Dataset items
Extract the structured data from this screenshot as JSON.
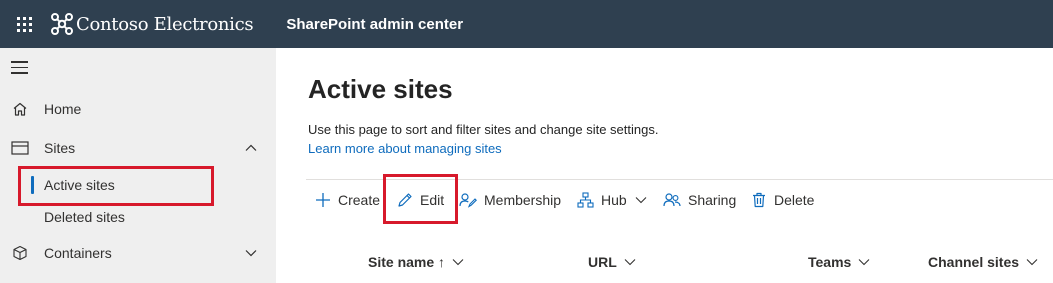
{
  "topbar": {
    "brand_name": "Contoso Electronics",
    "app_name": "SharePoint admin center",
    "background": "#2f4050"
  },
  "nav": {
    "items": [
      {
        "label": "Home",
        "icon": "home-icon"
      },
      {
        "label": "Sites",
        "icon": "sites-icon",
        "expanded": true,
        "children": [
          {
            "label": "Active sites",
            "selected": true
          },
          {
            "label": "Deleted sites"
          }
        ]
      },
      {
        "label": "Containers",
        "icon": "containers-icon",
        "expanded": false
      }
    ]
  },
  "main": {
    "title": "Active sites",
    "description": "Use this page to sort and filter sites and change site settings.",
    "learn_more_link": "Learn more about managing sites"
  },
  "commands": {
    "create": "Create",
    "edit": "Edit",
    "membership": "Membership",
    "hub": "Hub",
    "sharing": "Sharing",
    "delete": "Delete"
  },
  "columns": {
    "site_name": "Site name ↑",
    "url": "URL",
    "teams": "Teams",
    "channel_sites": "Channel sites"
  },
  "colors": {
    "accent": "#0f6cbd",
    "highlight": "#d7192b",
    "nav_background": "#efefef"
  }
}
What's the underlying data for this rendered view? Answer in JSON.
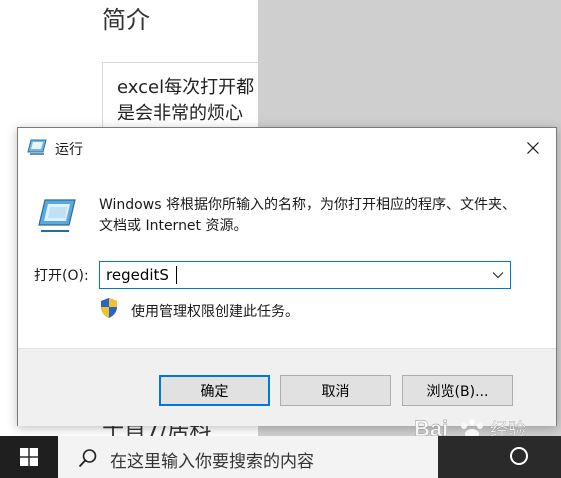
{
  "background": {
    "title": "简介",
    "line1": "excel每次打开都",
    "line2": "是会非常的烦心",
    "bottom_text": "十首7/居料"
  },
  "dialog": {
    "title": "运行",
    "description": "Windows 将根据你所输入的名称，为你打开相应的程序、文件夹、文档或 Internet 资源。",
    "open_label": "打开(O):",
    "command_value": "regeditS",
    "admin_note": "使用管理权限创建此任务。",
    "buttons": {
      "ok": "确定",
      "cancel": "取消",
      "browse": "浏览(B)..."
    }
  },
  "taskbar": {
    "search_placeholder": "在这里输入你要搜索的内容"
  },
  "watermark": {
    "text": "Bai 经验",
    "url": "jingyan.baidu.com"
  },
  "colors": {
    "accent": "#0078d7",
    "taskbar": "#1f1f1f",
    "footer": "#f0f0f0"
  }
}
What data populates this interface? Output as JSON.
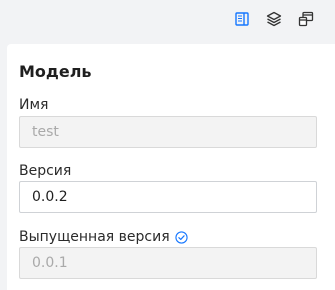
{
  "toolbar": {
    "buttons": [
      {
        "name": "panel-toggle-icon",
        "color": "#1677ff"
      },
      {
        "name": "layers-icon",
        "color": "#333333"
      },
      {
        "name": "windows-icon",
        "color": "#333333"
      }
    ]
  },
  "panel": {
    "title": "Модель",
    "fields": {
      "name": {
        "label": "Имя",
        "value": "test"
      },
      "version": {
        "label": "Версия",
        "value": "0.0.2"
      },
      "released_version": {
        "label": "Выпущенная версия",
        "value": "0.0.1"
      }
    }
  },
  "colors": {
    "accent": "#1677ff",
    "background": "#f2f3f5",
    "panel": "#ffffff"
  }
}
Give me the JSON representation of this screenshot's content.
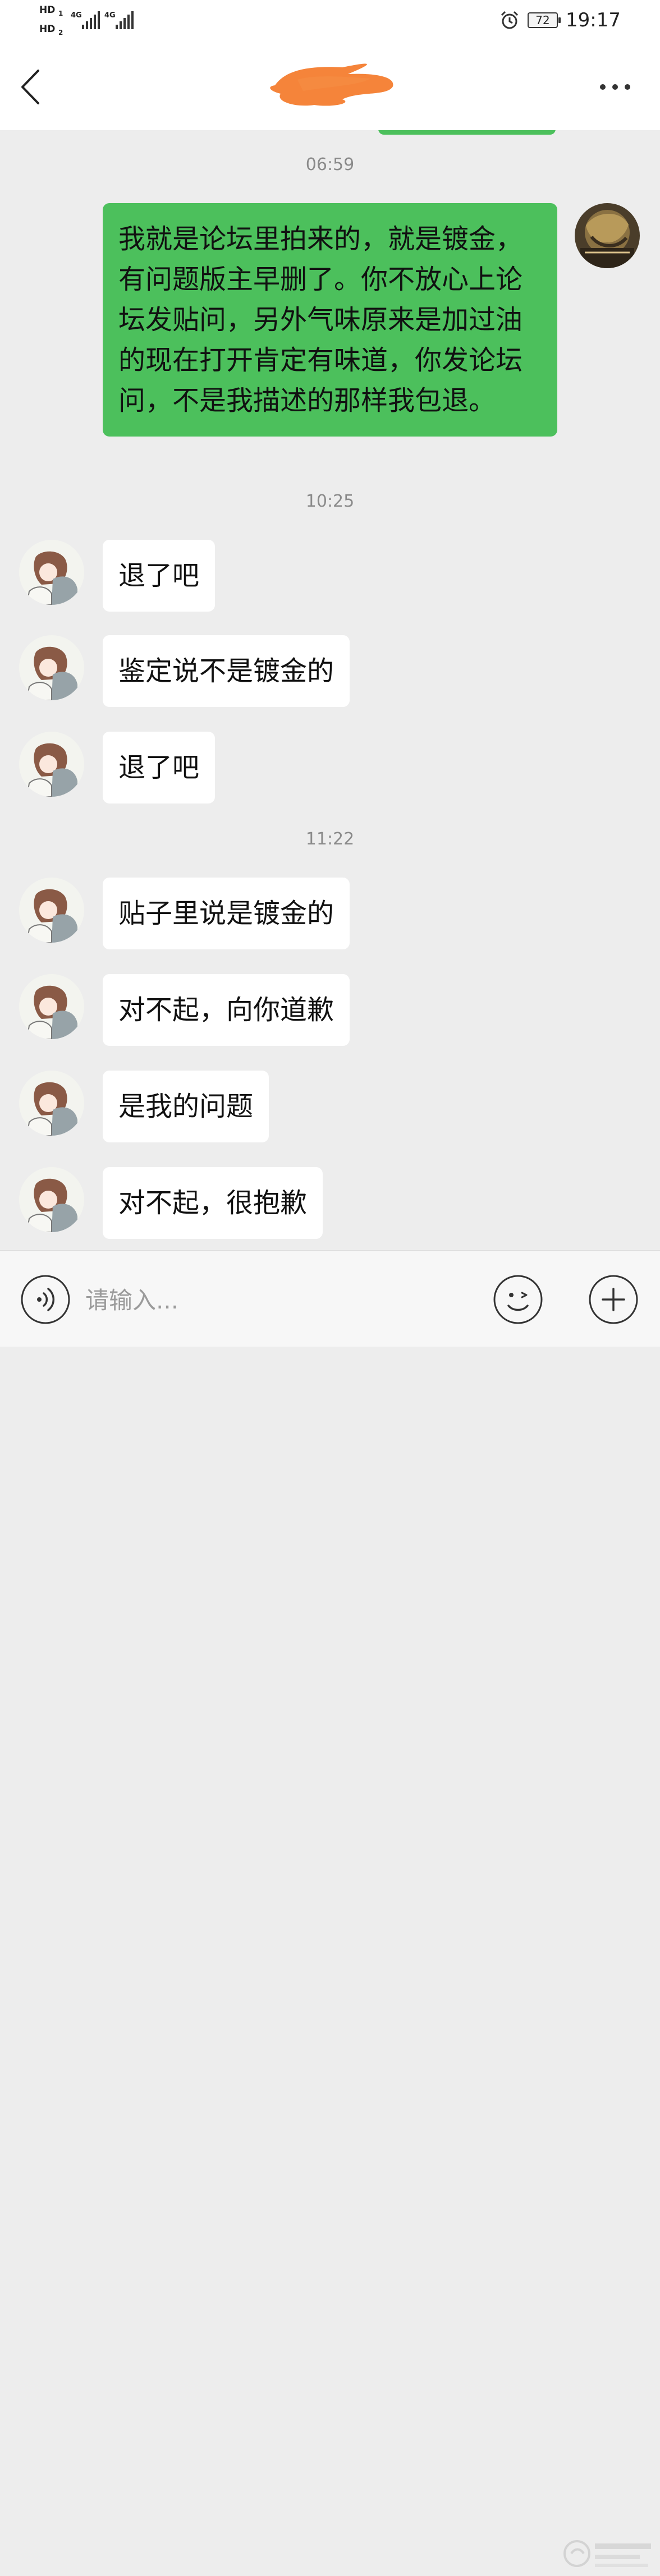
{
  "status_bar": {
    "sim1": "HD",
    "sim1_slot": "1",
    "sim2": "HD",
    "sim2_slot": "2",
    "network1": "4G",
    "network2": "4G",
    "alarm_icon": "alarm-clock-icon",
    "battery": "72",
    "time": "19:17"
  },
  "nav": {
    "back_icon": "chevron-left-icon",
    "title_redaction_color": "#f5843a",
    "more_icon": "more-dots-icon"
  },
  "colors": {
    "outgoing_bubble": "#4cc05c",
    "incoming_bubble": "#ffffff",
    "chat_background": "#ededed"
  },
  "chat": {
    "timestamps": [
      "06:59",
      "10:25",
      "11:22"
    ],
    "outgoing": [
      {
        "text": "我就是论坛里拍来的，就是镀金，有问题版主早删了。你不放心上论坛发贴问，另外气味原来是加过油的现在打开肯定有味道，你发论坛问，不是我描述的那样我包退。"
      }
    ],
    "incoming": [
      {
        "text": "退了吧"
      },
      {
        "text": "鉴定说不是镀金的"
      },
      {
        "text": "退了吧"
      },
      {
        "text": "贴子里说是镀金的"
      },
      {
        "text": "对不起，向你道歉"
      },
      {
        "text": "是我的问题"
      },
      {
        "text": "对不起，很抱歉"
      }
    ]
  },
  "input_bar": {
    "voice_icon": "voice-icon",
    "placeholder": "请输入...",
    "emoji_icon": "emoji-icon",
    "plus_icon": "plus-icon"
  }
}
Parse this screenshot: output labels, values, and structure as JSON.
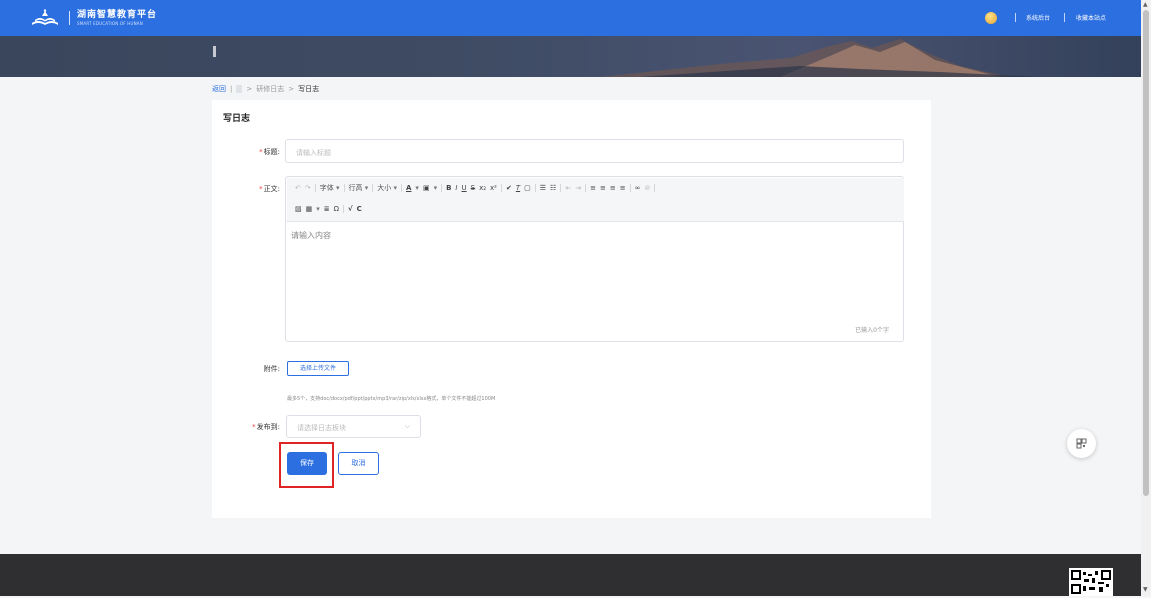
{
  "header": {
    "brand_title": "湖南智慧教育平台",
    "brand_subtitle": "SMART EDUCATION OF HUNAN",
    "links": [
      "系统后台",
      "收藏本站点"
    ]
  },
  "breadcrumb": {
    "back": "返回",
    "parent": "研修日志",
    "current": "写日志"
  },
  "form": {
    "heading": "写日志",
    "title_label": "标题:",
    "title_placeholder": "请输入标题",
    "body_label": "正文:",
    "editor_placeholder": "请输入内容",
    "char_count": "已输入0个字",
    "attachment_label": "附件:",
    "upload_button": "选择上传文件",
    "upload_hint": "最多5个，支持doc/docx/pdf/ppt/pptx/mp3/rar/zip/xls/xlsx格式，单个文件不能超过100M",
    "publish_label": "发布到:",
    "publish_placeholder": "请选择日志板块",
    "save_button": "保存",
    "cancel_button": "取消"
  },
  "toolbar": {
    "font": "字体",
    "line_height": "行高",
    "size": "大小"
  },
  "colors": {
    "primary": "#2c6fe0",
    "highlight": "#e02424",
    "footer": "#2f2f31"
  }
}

**Description of the task:** The lines above form a set of records; determine how many of them contain the string "JSON" and give that number alone.

**Result of the exercise:** 5